**ENTRIES PROVIDED:**
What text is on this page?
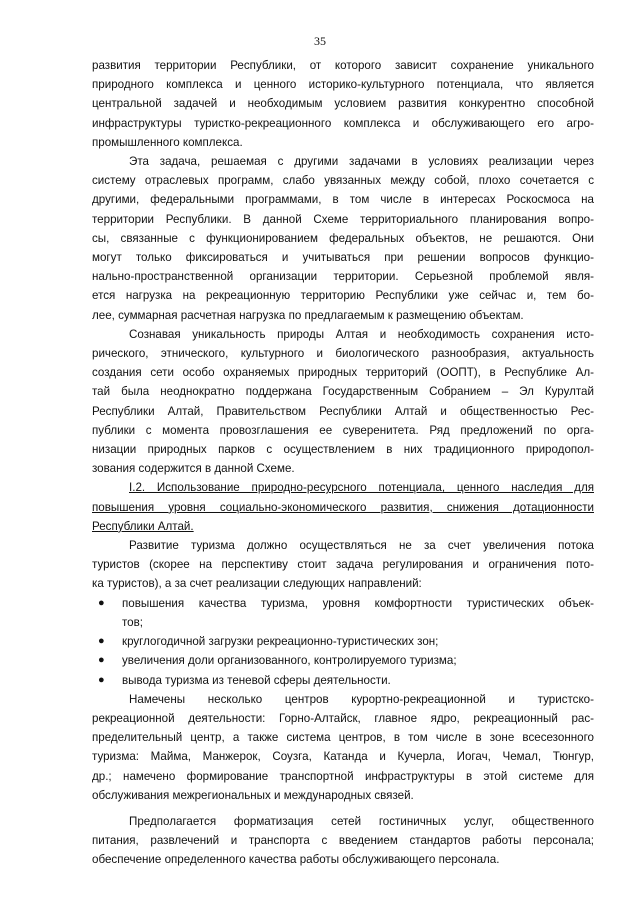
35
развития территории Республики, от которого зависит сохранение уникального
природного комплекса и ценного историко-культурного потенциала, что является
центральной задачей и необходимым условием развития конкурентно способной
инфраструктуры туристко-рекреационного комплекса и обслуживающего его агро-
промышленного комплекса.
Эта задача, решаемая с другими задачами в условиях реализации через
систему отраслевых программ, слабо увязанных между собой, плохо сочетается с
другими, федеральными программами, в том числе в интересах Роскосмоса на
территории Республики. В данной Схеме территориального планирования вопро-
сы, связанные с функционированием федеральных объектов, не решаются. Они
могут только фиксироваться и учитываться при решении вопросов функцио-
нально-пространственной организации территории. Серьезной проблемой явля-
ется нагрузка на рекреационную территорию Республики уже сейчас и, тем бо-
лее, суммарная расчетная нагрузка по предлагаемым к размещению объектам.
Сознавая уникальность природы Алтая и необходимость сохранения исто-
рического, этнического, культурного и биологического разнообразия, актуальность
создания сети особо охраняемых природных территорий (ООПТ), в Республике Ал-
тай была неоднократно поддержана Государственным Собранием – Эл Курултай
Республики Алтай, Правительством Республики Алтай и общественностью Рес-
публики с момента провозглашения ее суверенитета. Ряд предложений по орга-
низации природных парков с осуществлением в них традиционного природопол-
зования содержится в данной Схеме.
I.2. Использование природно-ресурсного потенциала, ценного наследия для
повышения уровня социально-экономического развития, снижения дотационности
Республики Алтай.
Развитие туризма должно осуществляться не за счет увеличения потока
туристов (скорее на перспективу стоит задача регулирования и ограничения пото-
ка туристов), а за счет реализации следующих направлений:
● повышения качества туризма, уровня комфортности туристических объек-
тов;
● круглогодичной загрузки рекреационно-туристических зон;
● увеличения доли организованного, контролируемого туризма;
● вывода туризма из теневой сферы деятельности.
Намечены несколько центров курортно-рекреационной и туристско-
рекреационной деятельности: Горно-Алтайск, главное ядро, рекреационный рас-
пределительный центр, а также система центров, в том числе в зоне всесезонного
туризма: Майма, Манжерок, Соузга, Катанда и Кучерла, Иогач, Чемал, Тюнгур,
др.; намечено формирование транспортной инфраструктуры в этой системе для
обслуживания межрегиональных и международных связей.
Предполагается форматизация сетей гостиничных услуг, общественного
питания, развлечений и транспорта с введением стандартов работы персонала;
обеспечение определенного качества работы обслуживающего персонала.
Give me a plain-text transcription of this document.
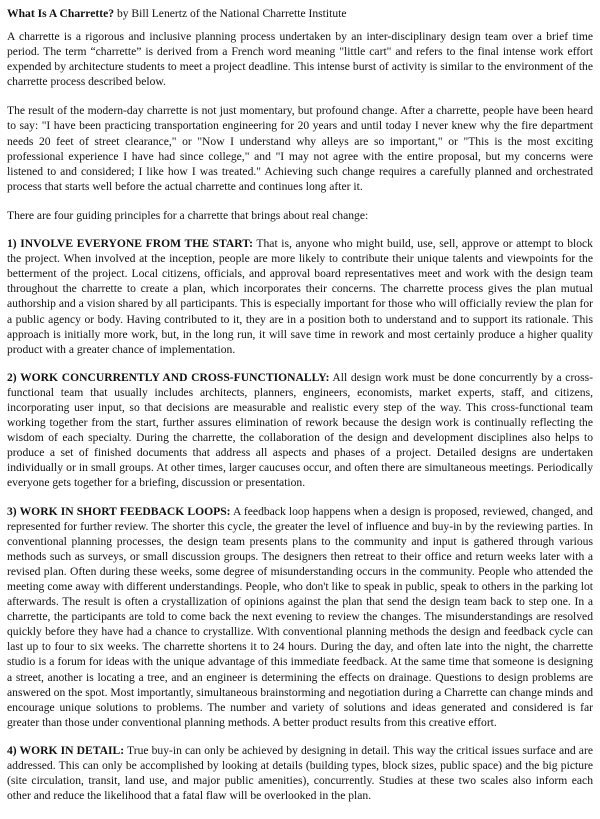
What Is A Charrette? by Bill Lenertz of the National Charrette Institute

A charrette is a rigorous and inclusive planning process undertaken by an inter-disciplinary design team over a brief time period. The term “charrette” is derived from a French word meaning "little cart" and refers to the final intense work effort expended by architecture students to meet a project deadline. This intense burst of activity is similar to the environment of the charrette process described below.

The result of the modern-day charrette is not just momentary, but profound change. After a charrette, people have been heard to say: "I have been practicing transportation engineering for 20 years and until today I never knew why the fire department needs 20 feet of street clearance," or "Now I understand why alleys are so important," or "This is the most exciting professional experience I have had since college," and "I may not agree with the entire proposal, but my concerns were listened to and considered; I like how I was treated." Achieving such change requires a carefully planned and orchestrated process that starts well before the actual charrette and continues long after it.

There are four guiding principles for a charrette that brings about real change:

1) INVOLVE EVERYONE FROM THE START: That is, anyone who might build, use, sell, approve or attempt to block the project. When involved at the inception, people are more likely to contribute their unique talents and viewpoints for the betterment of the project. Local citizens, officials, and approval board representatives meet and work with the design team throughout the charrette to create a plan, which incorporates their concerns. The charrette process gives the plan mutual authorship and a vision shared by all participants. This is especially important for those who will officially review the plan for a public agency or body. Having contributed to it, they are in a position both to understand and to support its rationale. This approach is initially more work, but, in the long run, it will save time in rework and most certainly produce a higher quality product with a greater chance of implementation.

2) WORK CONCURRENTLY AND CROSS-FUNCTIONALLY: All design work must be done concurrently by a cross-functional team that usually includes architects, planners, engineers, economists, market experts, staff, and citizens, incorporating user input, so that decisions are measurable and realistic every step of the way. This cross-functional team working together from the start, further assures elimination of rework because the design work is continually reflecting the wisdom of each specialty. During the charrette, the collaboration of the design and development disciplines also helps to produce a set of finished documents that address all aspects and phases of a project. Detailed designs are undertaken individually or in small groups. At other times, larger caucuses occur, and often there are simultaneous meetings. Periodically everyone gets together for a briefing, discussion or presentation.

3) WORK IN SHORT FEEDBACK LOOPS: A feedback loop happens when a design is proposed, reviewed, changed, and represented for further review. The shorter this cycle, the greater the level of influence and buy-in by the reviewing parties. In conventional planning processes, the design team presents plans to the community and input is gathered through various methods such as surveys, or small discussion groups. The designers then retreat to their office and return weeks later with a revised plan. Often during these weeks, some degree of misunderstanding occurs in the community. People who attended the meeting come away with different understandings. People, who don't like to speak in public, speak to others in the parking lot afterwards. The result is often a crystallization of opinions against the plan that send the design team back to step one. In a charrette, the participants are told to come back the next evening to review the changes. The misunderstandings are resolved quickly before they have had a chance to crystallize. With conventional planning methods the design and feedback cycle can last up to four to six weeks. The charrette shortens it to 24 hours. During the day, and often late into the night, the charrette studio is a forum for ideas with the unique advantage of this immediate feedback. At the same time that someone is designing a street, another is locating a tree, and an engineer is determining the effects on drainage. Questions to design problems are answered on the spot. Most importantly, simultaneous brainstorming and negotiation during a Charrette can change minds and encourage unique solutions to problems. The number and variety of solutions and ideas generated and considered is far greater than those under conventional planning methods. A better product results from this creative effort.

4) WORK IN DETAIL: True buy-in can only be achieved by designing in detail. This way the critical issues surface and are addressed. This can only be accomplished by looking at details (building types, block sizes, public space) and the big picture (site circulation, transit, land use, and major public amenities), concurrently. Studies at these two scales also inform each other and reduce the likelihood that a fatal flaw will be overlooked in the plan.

**TASK DETAILS:** Select the lines in this material that hold the word "реализации", leaving none out.

**SOLUTION:**
Эта задача, решаемая с другими задачами в условиях реализации через
ка туристов), а за счет реализации следующих направлений:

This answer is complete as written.